Material provided:
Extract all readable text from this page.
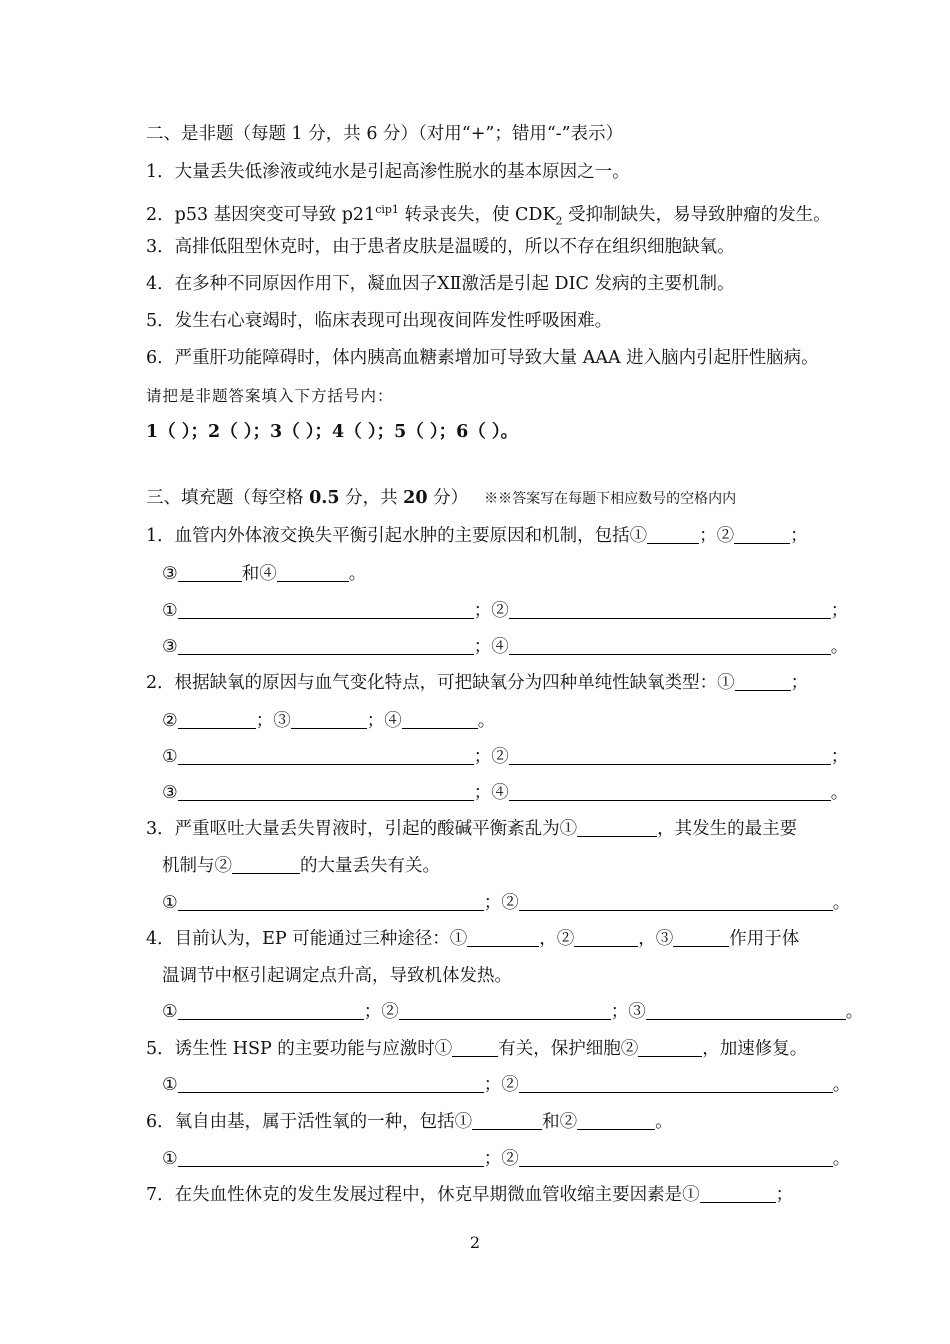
二、是非题（每题 1 分，共 6 分）（对用“+”；错用“-”表示）
1．大量丢失低渗液或纯水是引起高渗性脱水的基本原因之一。
2．p53 基因突变可导致 $p21^{cip1}$ 转录丧失，使 $CDK_2$ 受抑制缺失，易导致肿瘤的发生。
3．高排低阻型休克时，由于患者皮肤是温暖的，所以不存在组织细胞缺氧。
4．在多种不同原因作用下，凝血因子ⅩⅡ激活是引起 DIC 发病的主要机制。
5．发生右心衰竭时，临床表现可出现夜间阵发性呼吸困难。
6．严重肝功能障碍时，体内胰高血糖素增加可导致大量 AAA 进入脑内引起肝性脑病。
请把是非题答案填入下方括号内：
1（ ）；2（ ）；3（ ）；4（ ）；5（ ）；6（ ）。
三、填充题（每空格 0.5 分，共 20 分） ※※答案写在每题下相应数号的空格内内
1．血管内外体液交换失平衡引起水肿的主要原因和机制，包括①	；②	；
③	和④	。
①	；②	；
③	；④	。
2．根据缺氧的原因与血气变化特点，可把缺氧分为四种单纯性缺氧类型：①	；
②	；③	；④	。
①	；②	；
③	；④	。
3．严重呕吐大量丢失胃液时，引起的酸碱平衡紊乱为①	，其发生的最主要
机制与②	的大量丢失有关。
①	；②	。
4．目前认为，EP 可能通过三种途径：①	，②	，③	作用于体
温调节中枢引起调定点升高，导致机体发热。
①	；②	；③	。
5．诱生性 HSP 的主要功能与应激时①	有关，保护细胞②	，加速修复。
①	；②	。
6．氧自由基，属于活性氧的一种，包括①	和②	。
①	；②	。
7．在失血性休克的发生发展过程中，休克早期微血管收缩主要因素是①	；
2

Exercise description: A faithful copy of the records above is needed, with the pictures left out.

Task solution:
Extract all readable text from this page.
二、是非题（每题 1 分，共 6 分）（对用“+”；错用“-”表示）
1．大量丢失低渗液或纯水是引起高渗性脱水的基本原因之一。
2．p53 基因突变可导致 $p21^{cip1}$ 转录丧失，使 $CDK_2$ 受抑制缺失，易导致肿瘤的发生。
3．高排低阻型休克时，由于患者皮肤是温暖的，所以不存在组织细胞缺氧。
4．在多种不同原因作用下，凝血因子ⅩⅡ激活是引起 DIC 发病的主要机制。
5．发生右心衰竭时，临床表现可出现夜间阵发性呼吸困难。
6．严重肝功能障碍时，体内胰高血糖素增加可导致大量 AAA 进入脑内引起肝性脑病。
请把是非题答案填入下方括号内：
1（ ）；2（ ）；3（ ）；4（ ）；5（ ）；6（ ）。
三、填充题（每空格 0.5 分，共 20 分） ※※答案写在每题下相应数号的空格内内
1．血管内外体液交换失平衡引起水肿的主要原因和机制，包括①	；②	；
③	和④	。
①	；②	；
③	；④	。
2．根据缺氧的原因与血气变化特点，可把缺氧分为四种单纯性缺氧类型：①	；
②	；③	；④	。
①	；②	；
③	；④	。
3．严重呕吐大量丢失胃液时，引起的酸碱平衡紊乱为①	，其发生的最主要
机制与②	的大量丢失有关。
①	；②	。
4．目前认为，EP 可能通过三种途径：①	，②	，③	作用于体
温调节中枢引起调定点升高，导致机体发热。
①	；②	；③	。
5．诱生性 HSP 的主要功能与应激时①	有关，保护细胞②	，加速修复。
①	；②	。
6．氧自由基，属于活性氧的一种，包括①	和②	。
①	；②	。
7．在失血性休克的发生发展过程中，休克早期微血管收缩主要因素是①	；
2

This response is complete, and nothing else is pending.